> _What needs to be done_: Across the listing below, count the lines that mention the string "times". Reply with the figure only.

======== Data provided ========

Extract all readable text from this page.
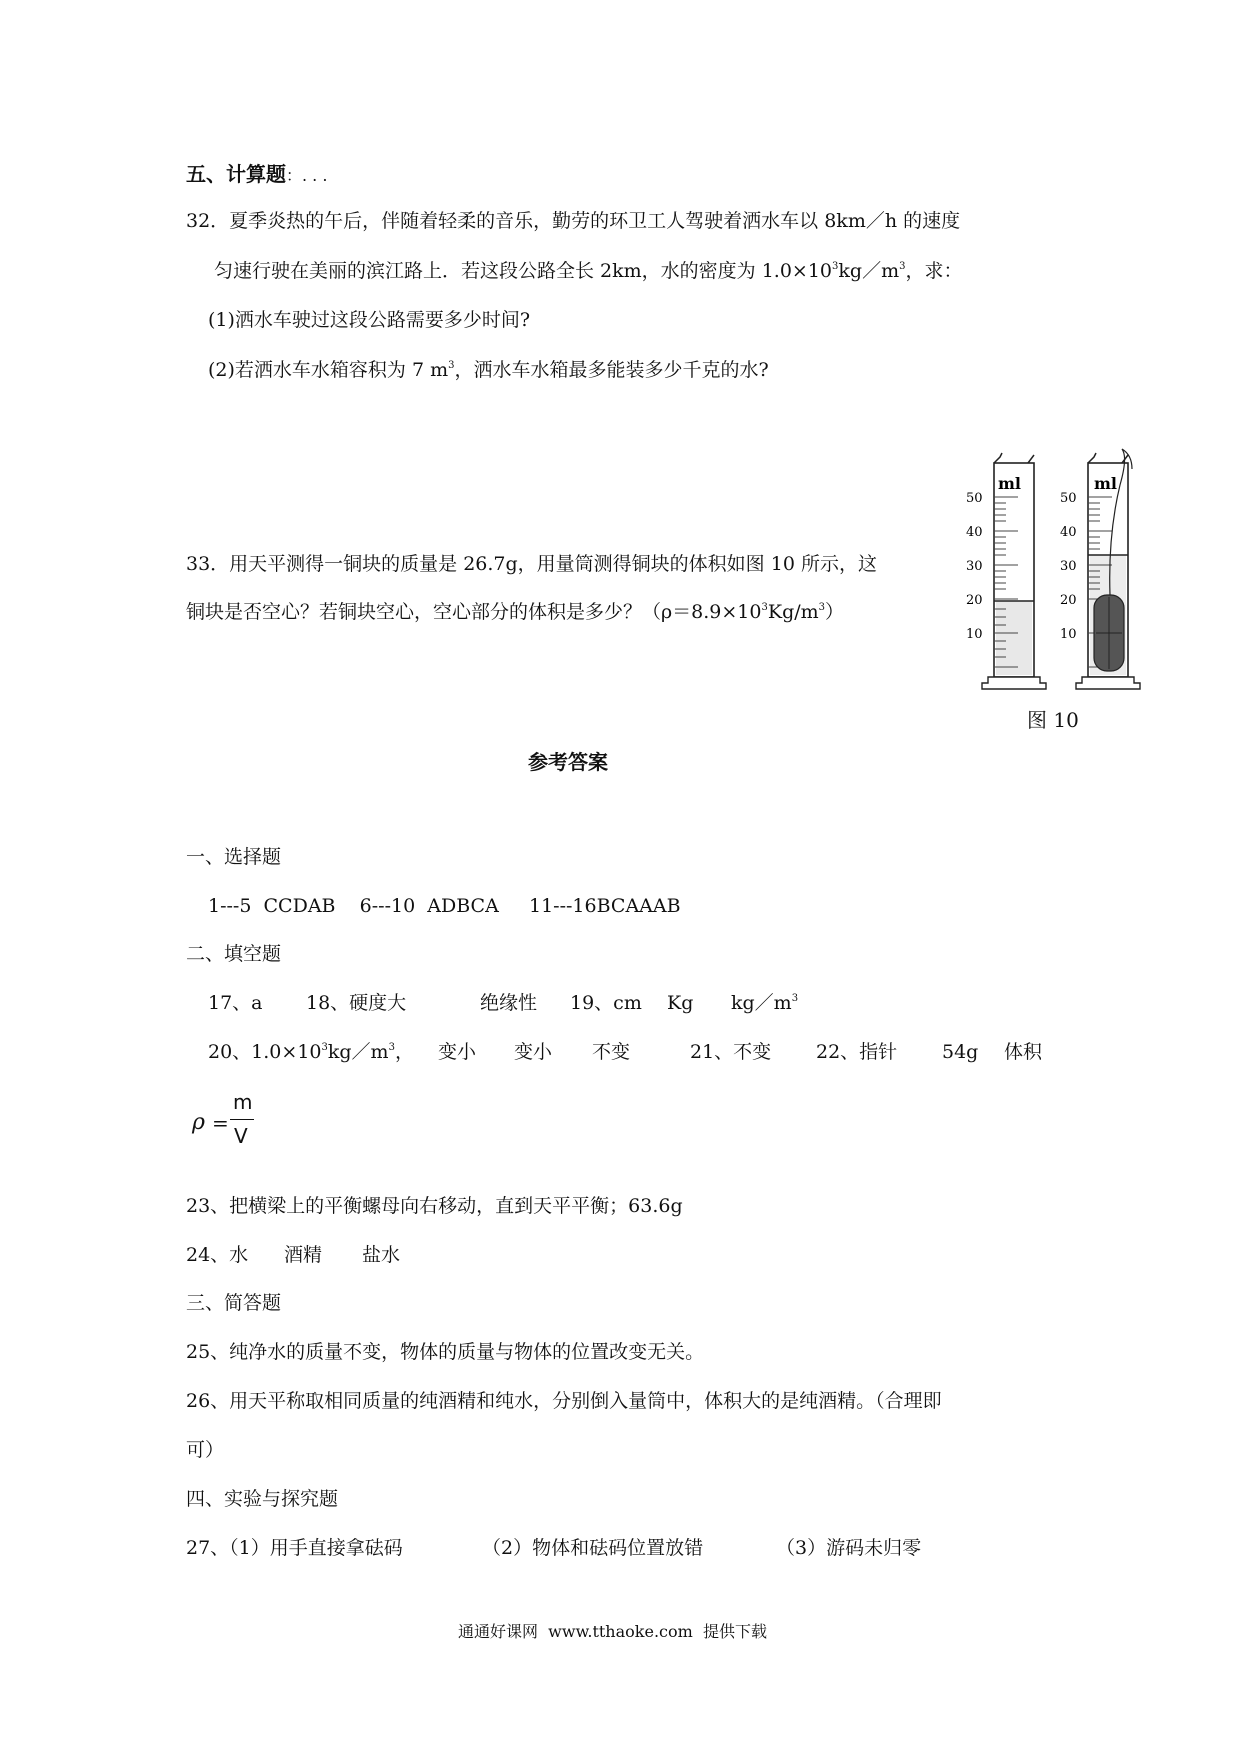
五、计算题：. . .
32．夏季炎热的午后，伴随着轻柔的音乐，勤劳的环卫工人驾驶着洒水车以 8km／h 的速度
匀速行驶在美丽的滨江路上．若这段公路全长 2km，水的密度为 $1.0\times 10^3kg/m^3$，求：
(1)洒水车驶过这段公路需要多少时间?
(2)若洒水车水箱容积为 7 $m^3$，洒水车水箱最多能装多少千克的水?
33．用天平测得一铜块的质量是 26.7g，用量筒测得铜块的体积如图 10 所示，这
铜块是否空心？若铜块空心，空心部分的体积是多少？$(\rho=8.9\times 10^3Kg/m^3)$
ml
50
40
30
20
10
ml
50
40
30
20
10
图 10
参考答案
一、选择题
1---5  CCDAB    6---10  ADBCA     11---16BCAAAB
二、填空题
17、a 18、硬度大	绝缘性 19、cm Kg $kg/m^3$
20、$1.0\times 10^3kg/m^3$， 变小 变小 不变	21、不变 22、指针 54g 体积
ρ =
m
V
23、把横梁上的平衡螺母向右移动，直到天平平衡；63.6g
24、水 酒精 盐水
三、简答题
25、纯净水的质量不变，物体的质量与物体的位置改变无关。
26、用天平称取相同质量的纯酒精和纯水，分别倒入量筒中，体积大的是纯酒精。（合理即
可）
四、实验与探究题
27、（1）用手直接拿砝码	（2）物体和砝码位置放错	（3）游码未归零
通通好课网  www.tthaoke.com  提供下载
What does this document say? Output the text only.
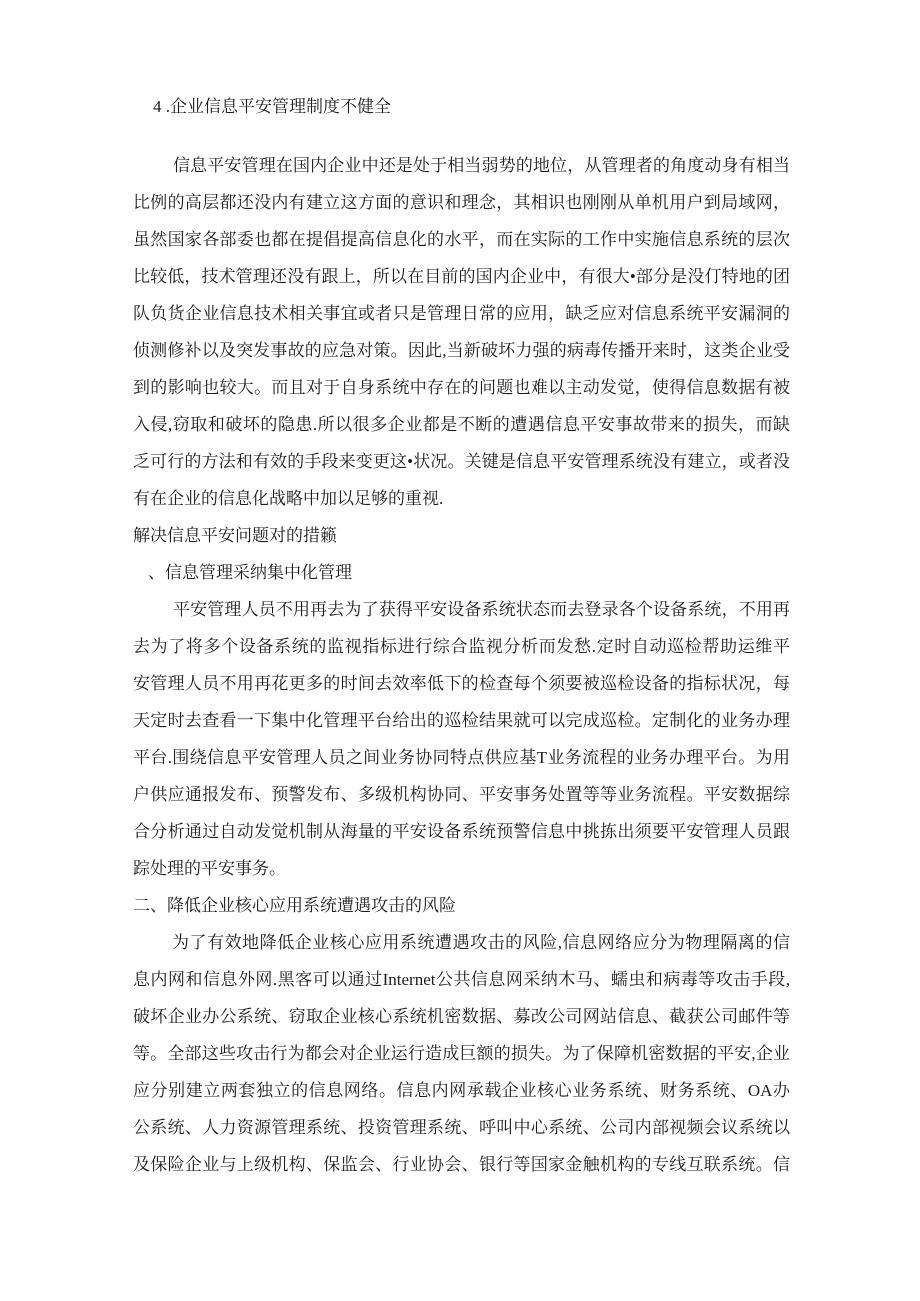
4 .企业信息平安管理制度不健全
信息平安管理在国内企业中还是处于相当弱势的地位，从管理者的角度动身有相当
比例的高层都还没内有建立这方面的意识和理念，其相识也刚刚从单机用户到局域网，
虽然国家各部委也都在提倡提高信息化的水平，而在实际的工作中实施信息系统的层次
比较低，技术管理还没有跟上，所以在目前的国内企业中，有很大•部分是没仃特地的团
队负货企业信息技术相关事宜或者只是管理日常的应用，缺乏应对信息系统平安漏洞的
侦测修补以及突发事故的应急对策。因此,当新破坏力强的病毒传播开来时，这类企业受
到的影响也较大。而且对于自身系统中存在的问题也难以主动发觉，使得信息数据有被
入侵,窃取和破坏的隐患.所以很多企业都是不断的遭遇信息平安事故带来的损失，而缺
乏可行的方法和有效的手段来变更这•状况。关键是信息平安管理系统没有建立，或者没
有在企业的信息化战略中加以足够的重视.
解决信息平安问题对的措籁
、信息管理采纳集中化管理
平安管理人员不用再去为了获得平安设备系统状态而去登录各个设备系统，不用再
去为了将多个设备系统的监视指标进行综合监视分析而发愁.定时自动巡检帮助运维平
安管理人员不用再花更多的时间去效率低下的检查每个须要被巡检设备的指标状况，每
天定时去查看一下集中化管理平台给出的巡检结果就可以完成巡检。定制化的业务办理
平台.围绕信息平安管理人员之间业务协同特点供应基T业务流程的业务办理平台。为用
户供应通报发布、预警发布、多级机构协同、平安事务处置等等业务流程。平安数据综
合分析通过自动发觉机制从海量的平安设备系统预警信息中挑拣出须要平安管理人员跟
踪处理的平安事务。
二、降低企业核心应用系统遭遇攻击的风险
为了有效地降低企业核心应用系统遭遇攻击的风险,信息网络应分为物理隔离的信
息内网和信息外网.黑客可以通过Internet公共信息网采纳木马、蠕虫和病毒等攻击手段,
破坏企业办公系统、窃取企业核心系统机密数据、募改公司网站信息、截获公司邮件等
等。全部这些攻击行为都会对企业运行造成巨额的损失。为了保障机密数据的平安,企业
应分别建立两套独立的信息网络。信息内网承载企业核心业务系统、财务系统、OA办
公系统、人力资源管理系统、投资管理系统、呼叫中心系统、公司内部视频会议系统以
及保险企业与上级机构、保监会、行业协会、银行等国家金触机构的专线互联系统。信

========

> _Result of the task_: 3